> _Records supplied_:

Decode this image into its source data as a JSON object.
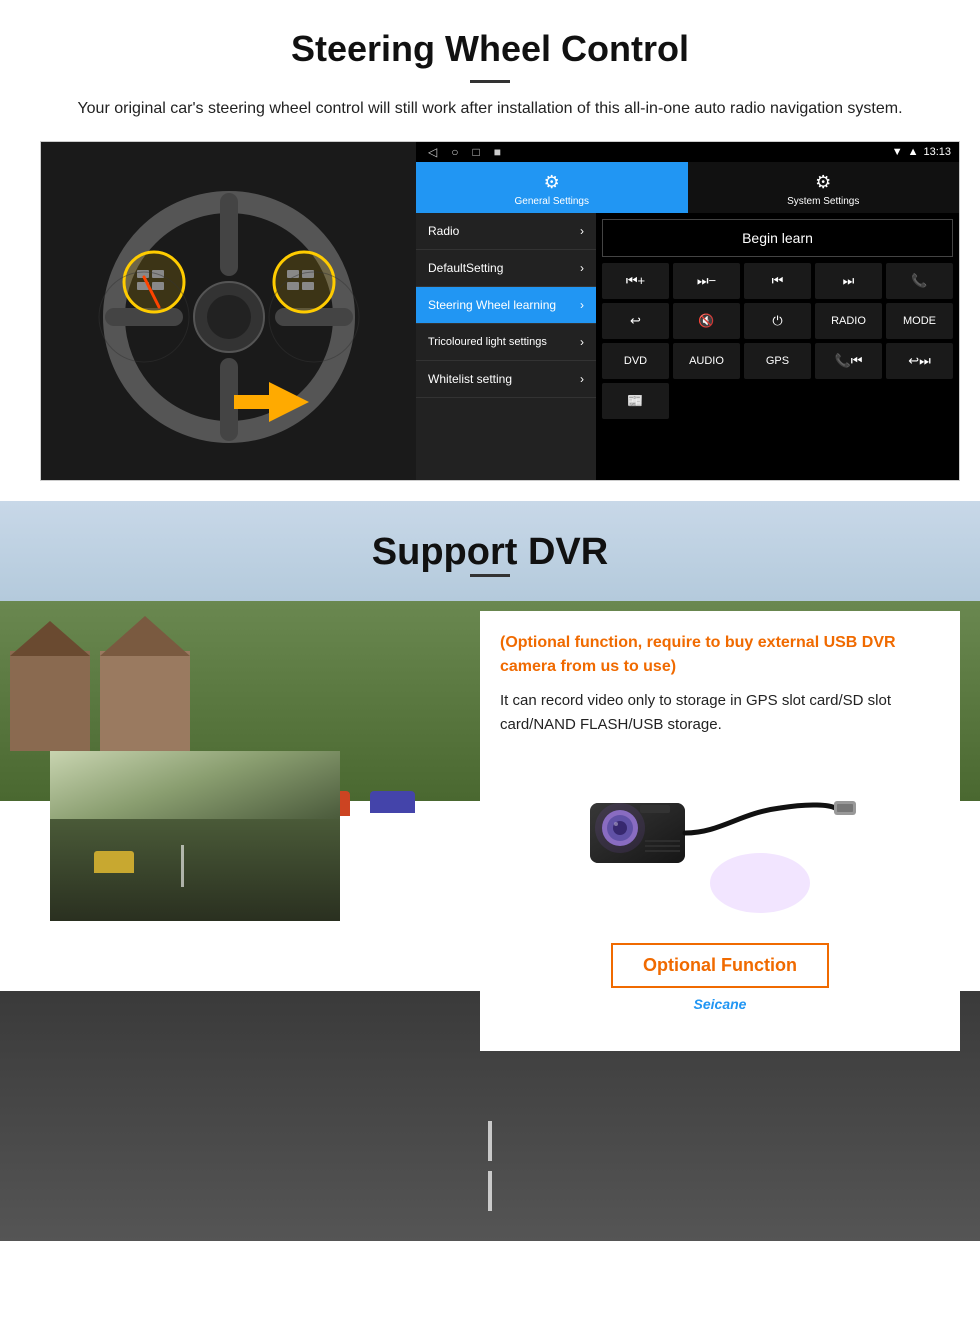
{
  "page": {
    "sections": {
      "steering": {
        "title": "Steering Wheel Control",
        "subtitle": "Your original car's steering wheel control will still work after installation of this all-in-one auto radio navigation system.",
        "android_ui": {
          "status_bar": {
            "time": "13:13",
            "nav_icons": [
              "◁",
              "○",
              "□",
              "■"
            ]
          },
          "tabs": [
            {
              "label": "General Settings",
              "icon": "⚙",
              "active": true
            },
            {
              "label": "System Settings",
              "icon": "🔧",
              "active": false
            }
          ],
          "menu_items": [
            {
              "label": "Radio",
              "active": false
            },
            {
              "label": "DefaultSetting",
              "active": false
            },
            {
              "label": "Steering Wheel learning",
              "active": true
            },
            {
              "label": "Tricoloured light settings",
              "active": false
            },
            {
              "label": "Whitelist setting",
              "active": false
            }
          ],
          "begin_learn_button": "Begin learn",
          "control_buttons": [
            "⏮+",
            "⏮-",
            "⏮⏮",
            "⏭⏭",
            "📞",
            "↩",
            "🔇x",
            "⏻",
            "RADIO",
            "MODE",
            "DVD",
            "AUDIO",
            "GPS",
            "📞⏮",
            "↩⏭",
            "📰"
          ]
        }
      },
      "dvr": {
        "title": "Support DVR",
        "optional_text": "(Optional function, require to buy external USB DVR camera from us to use)",
        "description": "It can record video only to storage in GPS slot card/SD slot card/NAND FLASH/USB storage.",
        "optional_function_label": "Optional Function",
        "brand": "Seicane"
      }
    }
  }
}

> _Your instructions_: Without the pictures, repeat all the records word for word.

> _Full output_:
Decode this image into its source data as a JSON object.
{
  "page": {
    "sections": {
      "steering": {
        "title": "Steering Wheel Control",
        "subtitle": "Your original car's steering wheel control will still work after installation of this all-in-one auto radio navigation system.",
        "android_ui": {
          "status_bar": {
            "time": "13:13",
            "nav_icons": [
              "◁",
              "○",
              "□",
              "■"
            ]
          },
          "tabs": [
            {
              "label": "General Settings",
              "icon": "⚙",
              "active": true
            },
            {
              "label": "System Settings",
              "icon": "🔧",
              "active": false
            }
          ],
          "menu_items": [
            {
              "label": "Radio",
              "active": false
            },
            {
              "label": "DefaultSetting",
              "active": false
            },
            {
              "label": "Steering Wheel learning",
              "active": true
            },
            {
              "label": "Tricoloured light settings",
              "active": false
            },
            {
              "label": "Whitelist setting",
              "active": false
            }
          ],
          "begin_learn_button": "Begin learn",
          "control_buttons": [
            "⏮+",
            "⏮-",
            "⏮⏮",
            "⏭⏭",
            "📞",
            "↩",
            "🔇x",
            "⏻",
            "RADIO",
            "MODE",
            "DVD",
            "AUDIO",
            "GPS",
            "📞⏮",
            "↩⏭",
            "📰"
          ]
        }
      },
      "dvr": {
        "title": "Support DVR",
        "optional_text": "(Optional function, require to buy external USB DVR camera from us to use)",
        "description": "It can record video only to storage in GPS slot card/SD slot card/NAND FLASH/USB storage.",
        "optional_function_label": "Optional Function",
        "brand": "Seicane"
      }
    }
  }
}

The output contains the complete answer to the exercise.